- [Material for the task]:
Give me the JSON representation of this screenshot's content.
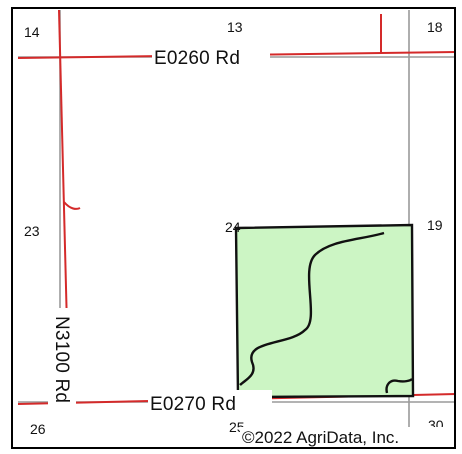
{
  "map": {
    "sections": {
      "s13": "13",
      "s14": "14",
      "s18": "18",
      "s19": "19",
      "s23": "23",
      "s24": "24",
      "s25": "25",
      "s26": "26",
      "s30": "30"
    },
    "roads": {
      "e0260": "E0260 Rd",
      "e0270": "E0270 Rd",
      "n3100": "N3100 Rd"
    },
    "copyright": "©2022 AgriData, Inc.",
    "colors": {
      "road": "#d42a2a",
      "section_line": "#9a9a9a",
      "field_fill": "#ccf5c4",
      "field_stroke": "#111111",
      "frame": "#000000",
      "background": "#ffffff"
    }
  }
}
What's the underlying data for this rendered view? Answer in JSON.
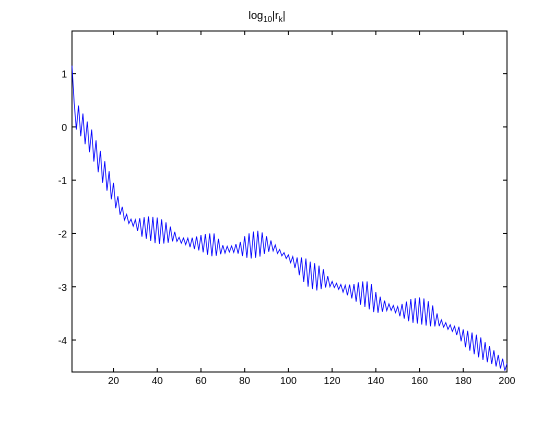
{
  "chart_data": {
    "type": "line",
    "title_base": "log",
    "title_sub": "10",
    "title_mid": "|r",
    "title_sub2": "k",
    "title_end": "|",
    "xlabel": "",
    "ylabel": "",
    "xlim": [
      1,
      200
    ],
    "ylim": [
      -4.6,
      1.8
    ],
    "xticks": [
      20,
      40,
      60,
      80,
      100,
      120,
      140,
      160,
      180,
      200
    ],
    "yticks": [
      1,
      0,
      -1,
      -2,
      -3,
      -4
    ],
    "grid": false,
    "series": [
      {
        "color": "#0000ff",
        "envelope_x": [
          1,
          2,
          3,
          4,
          6,
          8,
          10,
          12,
          15,
          18,
          20,
          22,
          24,
          26,
          28,
          30,
          33,
          36,
          40,
          43,
          46,
          48,
          50,
          53,
          56,
          60,
          63,
          66,
          68,
          70,
          73,
          76,
          78,
          80,
          83,
          86,
          88,
          90,
          93,
          96,
          98,
          100,
          103,
          106,
          108,
          110,
          113,
          116,
          118,
          120,
          123,
          126,
          130,
          133,
          136,
          138,
          140,
          143,
          146,
          148,
          150,
          153,
          156,
          160,
          163,
          166,
          168,
          170,
          173,
          176,
          178,
          180,
          183,
          186,
          188,
          190,
          193,
          196,
          198,
          200
        ],
        "envelope_mid": [
          0.9,
          0.4,
          0.25,
          0.15,
          0.0,
          -0.15,
          -0.3,
          -0.5,
          -0.8,
          -1.05,
          -1.25,
          -1.45,
          -1.6,
          -1.72,
          -1.78,
          -1.82,
          -1.88,
          -1.9,
          -1.95,
          -1.97,
          -2.02,
          -2.05,
          -2.12,
          -2.15,
          -2.18,
          -2.18,
          -2.2,
          -2.22,
          -2.25,
          -2.3,
          -2.3,
          -2.28,
          -2.28,
          -2.25,
          -2.22,
          -2.2,
          -2.2,
          -2.2,
          -2.25,
          -2.35,
          -2.4,
          -2.45,
          -2.55,
          -2.65,
          -2.72,
          -2.78,
          -2.82,
          -2.85,
          -2.9,
          -2.95,
          -3.0,
          -3.05,
          -3.1,
          -3.12,
          -3.15,
          -3.2,
          -3.3,
          -3.35,
          -3.38,
          -3.4,
          -3.45,
          -3.45,
          -3.45,
          -3.45,
          -3.48,
          -3.55,
          -3.62,
          -3.68,
          -3.75,
          -3.8,
          -3.85,
          -3.95,
          -4.02,
          -4.1,
          -4.15,
          -4.22,
          -4.3,
          -4.4,
          -4.45,
          -4.52
        ],
        "envelope_amp": [
          0.3,
          0.3,
          0.3,
          0.25,
          0.25,
          0.25,
          0.25,
          0.25,
          0.25,
          0.22,
          0.2,
          0.15,
          0.1,
          0.08,
          0.05,
          0.08,
          0.18,
          0.22,
          0.25,
          0.22,
          0.15,
          0.08,
          0.05,
          0.06,
          0.1,
          0.15,
          0.2,
          0.22,
          0.15,
          0.08,
          0.05,
          0.08,
          0.12,
          0.2,
          0.25,
          0.25,
          0.22,
          0.15,
          0.08,
          0.05,
          0.04,
          0.05,
          0.1,
          0.2,
          0.25,
          0.25,
          0.25,
          0.18,
          0.1,
          0.05,
          0.05,
          0.08,
          0.15,
          0.22,
          0.25,
          0.25,
          0.2,
          0.12,
          0.06,
          0.05,
          0.08,
          0.15,
          0.22,
          0.25,
          0.25,
          0.2,
          0.12,
          0.06,
          0.05,
          0.06,
          0.1,
          0.15,
          0.18,
          0.2,
          0.2,
          0.18,
          0.15,
          0.12,
          0.1,
          0.08
        ]
      }
    ]
  }
}
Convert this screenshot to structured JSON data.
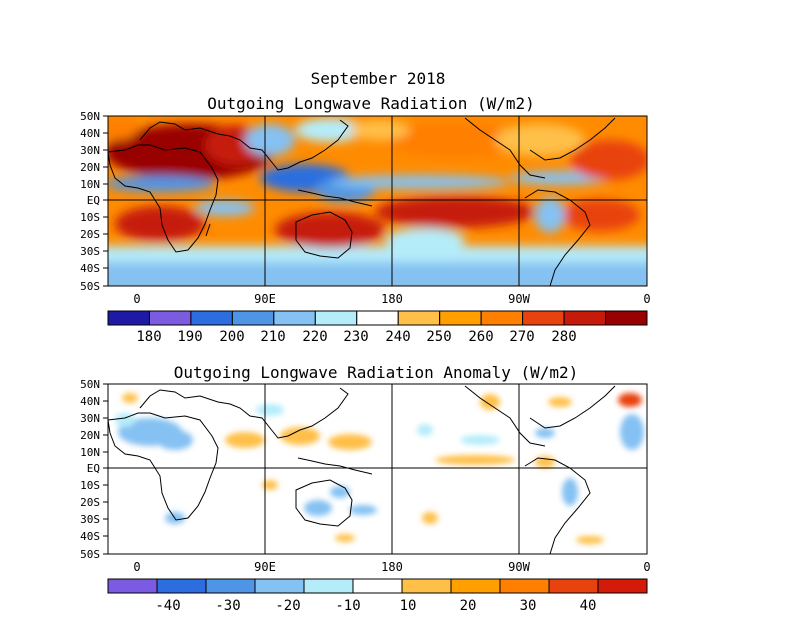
{
  "figure": {
    "date_title": "September 2018"
  },
  "panels": [
    {
      "id": "olr",
      "title": "Outgoing Longwave Radiation (W/m2)",
      "lat_labels": [
        "50N",
        "40N",
        "30N",
        "20N",
        "10N",
        "EQ",
        "10S",
        "20S",
        "30S",
        "40S",
        "50S"
      ],
      "lon_labels": [
        "0",
        "90E",
        "180",
        "90W",
        "0"
      ],
      "colorbar": {
        "colors": [
          "#1f1aa6",
          "#7b5ce0",
          "#2c6ee0",
          "#4f95e6",
          "#85c1f2",
          "#b5ecfa",
          "#ffffff",
          "#ffc04a",
          "#ff9f00",
          "#ff7f00",
          "#e8420f",
          "#c61a0a",
          "#990000"
        ],
        "tick_labels": [
          "180",
          "190",
          "200",
          "210",
          "220",
          "230",
          "240",
          "250",
          "260",
          "270",
          "280"
        ],
        "units": "W/m2"
      }
    },
    {
      "id": "anom",
      "title": "Outgoing Longwave Radiation Anomaly (W/m2)",
      "lat_labels": [
        "50N",
        "40N",
        "30N",
        "20N",
        "10N",
        "EQ",
        "10S",
        "20S",
        "30S",
        "40S",
        "50S"
      ],
      "lon_labels": [
        "0",
        "90E",
        "180",
        "90W",
        "0"
      ],
      "colorbar": {
        "colors": [
          "#7b5ce0",
          "#2c6ee0",
          "#4f95e6",
          "#85c1f2",
          "#b5ecfa",
          "#ffffff",
          "#ffc04a",
          "#ff9f00",
          "#ff7f00",
          "#e8420f",
          "#d41b0a"
        ],
        "tick_labels": [
          "-40",
          "-30",
          "-20",
          "-10",
          "10",
          "20",
          "30",
          "40"
        ],
        "units": "W/m2"
      }
    }
  ]
}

- [Problem to solve]:
Return the full material word for word. Do not include the pictures.

- [Solution]:
Give me the JSON representation of this screenshot's content.
{
  "map": {
    "sections": {
      "s13": "13",
      "s14": "14",
      "s18": "18",
      "s19": "19",
      "s23": "23",
      "s24": "24",
      "s25": "25",
      "s26": "26",
      "s30": "30"
    },
    "roads": {
      "e0260": "E0260 Rd",
      "e0270": "E0270 Rd",
      "n3100": "N3100 Rd"
    },
    "copyright": "©2022 AgriData, Inc.",
    "colors": {
      "road": "#d42a2a",
      "section_line": "#9a9a9a",
      "field_fill": "#ccf5c4",
      "field_stroke": "#111111",
      "frame": "#000000",
      "background": "#ffffff"
    }
  }
}
What's the underlying data for this rendered view? Answer in JSON.
{
  "chart_data": {
    "type": "line",
    "title_base": "log",
    "title_sub": "10",
    "title_mid": "|r",
    "title_sub2": "k",
    "title_end": "|",
    "xlabel": "",
    "ylabel": "",
    "xlim": [
      1,
      200
    ],
    "ylim": [
      -4.6,
      1.8
    ],
    "xticks": [
      20,
      40,
      60,
      80,
      100,
      120,
      140,
      160,
      180,
      200
    ],
    "yticks": [
      1,
      0,
      -1,
      -2,
      -3,
      -4
    ],
    "grid": false,
    "series": [
      {
        "color": "#0000ff",
        "envelope_x": [
          1,
          2,
          3,
          4,
          6,
          8,
          10,
          12,
          15,
          18,
          20,
          22,
          24,
          26,
          28,
          30,
          33,
          36,
          40,
          43,
          46,
          48,
          50,
          53,
          56,
          60,
          63,
          66,
          68,
          70,
          73,
          76,
          78,
          80,
          83,
          86,
          88,
          90,
          93,
          96,
          98,
          100,
          103,
          106,
          108,
          110,
          113,
          116,
          118,
          120,
          123,
          126,
          130,
          133,
          136,
          138,
          140,
          143,
          146,
          148,
          150,
          153,
          156,
          160,
          163,
          166,
          168,
          170,
          173,
          176,
          178,
          180,
          183,
          186,
          188,
          190,
          193,
          196,
          198,
          200
        ],
        "envelope_mid": [
          0.9,
          0.4,
          0.25,
          0.15,
          0.0,
          -0.15,
          -0.3,
          -0.5,
          -0.8,
          -1.05,
          -1.25,
          -1.45,
          -1.6,
          -1.72,
          -1.78,
          -1.82,
          -1.88,
          -1.9,
          -1.95,
          -1.97,
          -2.02,
          -2.05,
          -2.12,
          -2.15,
          -2.18,
          -2.18,
          -2.2,
          -2.22,
          -2.25,
          -2.3,
          -2.3,
          -2.28,
          -2.28,
          -2.25,
          -2.22,
          -2.2,
          -2.2,
          -2.2,
          -2.25,
          -2.35,
          -2.4,
          -2.45,
          -2.55,
          -2.65,
          -2.72,
          -2.78,
          -2.82,
          -2.85,
          -2.9,
          -2.95,
          -3.0,
          -3.05,
          -3.1,
          -3.12,
          -3.15,
          -3.2,
          -3.3,
          -3.35,
          -3.38,
          -3.4,
          -3.45,
          -3.45,
          -3.45,
          -3.45,
          -3.48,
          -3.55,
          -3.62,
          -3.68,
          -3.75,
          -3.8,
          -3.85,
          -3.95,
          -4.02,
          -4.1,
          -4.15,
          -4.22,
          -4.3,
          -4.4,
          -4.45,
          -4.52
        ],
        "envelope_amp": [
          0.3,
          0.3,
          0.3,
          0.25,
          0.25,
          0.25,
          0.25,
          0.25,
          0.25,
          0.22,
          0.2,
          0.15,
          0.1,
          0.08,
          0.05,
          0.08,
          0.18,
          0.22,
          0.25,
          0.22,
          0.15,
          0.08,
          0.05,
          0.06,
          0.1,
          0.15,
          0.2,
          0.22,
          0.15,
          0.08,
          0.05,
          0.08,
          0.12,
          0.2,
          0.25,
          0.25,
          0.22,
          0.15,
          0.08,
          0.05,
          0.04,
          0.05,
          0.1,
          0.2,
          0.25,
          0.25,
          0.25,
          0.18,
          0.1,
          0.05,
          0.05,
          0.08,
          0.15,
          0.22,
          0.25,
          0.25,
          0.2,
          0.12,
          0.06,
          0.05,
          0.08,
          0.15,
          0.22,
          0.25,
          0.25,
          0.2,
          0.12,
          0.06,
          0.05,
          0.06,
          0.1,
          0.15,
          0.18,
          0.2,
          0.2,
          0.18,
          0.15,
          0.12,
          0.1,
          0.08
        ]
      }
    ]
  }
}
Convert this screenshot to structured JSON data.
{
  "figure": {
    "date_title": "September 2018"
  },
  "panels": [
    {
      "id": "olr",
      "title": "Outgoing Longwave Radiation (W/m2)",
      "lat_labels": [
        "50N",
        "40N",
        "30N",
        "20N",
        "10N",
        "EQ",
        "10S",
        "20S",
        "30S",
        "40S",
        "50S"
      ],
      "lon_labels": [
        "0",
        "90E",
        "180",
        "90W",
        "0"
      ],
      "colorbar": {
        "colors": [
          "#1f1aa6",
          "#7b5ce0",
          "#2c6ee0",
          "#4f95e6",
          "#85c1f2",
          "#b5ecfa",
          "#ffffff",
          "#ffc04a",
          "#ff9f00",
          "#ff7f00",
          "#e8420f",
          "#c61a0a",
          "#990000"
        ],
        "tick_labels": [
          "180",
          "190",
          "200",
          "210",
          "220",
          "230",
          "240",
          "250",
          "260",
          "270",
          "280"
        ],
        "units": "W/m2"
      }
    },
    {
      "id": "anom",
      "title": "Outgoing Longwave Radiation Anomaly (W/m2)",
      "lat_labels": [
        "50N",
        "40N",
        "30N",
        "20N",
        "10N",
        "EQ",
        "10S",
        "20S",
        "30S",
        "40S",
        "50S"
      ],
      "lon_labels": [
        "0",
        "90E",
        "180",
        "90W",
        "0"
      ],
      "colorbar": {
        "colors": [
          "#7b5ce0",
          "#2c6ee0",
          "#4f95e6",
          "#85c1f2",
          "#b5ecfa",
          "#ffffff",
          "#ffc04a",
          "#ff9f00",
          "#ff7f00",
          "#e8420f",
          "#d41b0a"
        ],
        "tick_labels": [
          "-40",
          "-30",
          "-20",
          "-10",
          "10",
          "20",
          "30",
          "40"
        ],
        "units": "W/m2"
      }
    }
  ]
}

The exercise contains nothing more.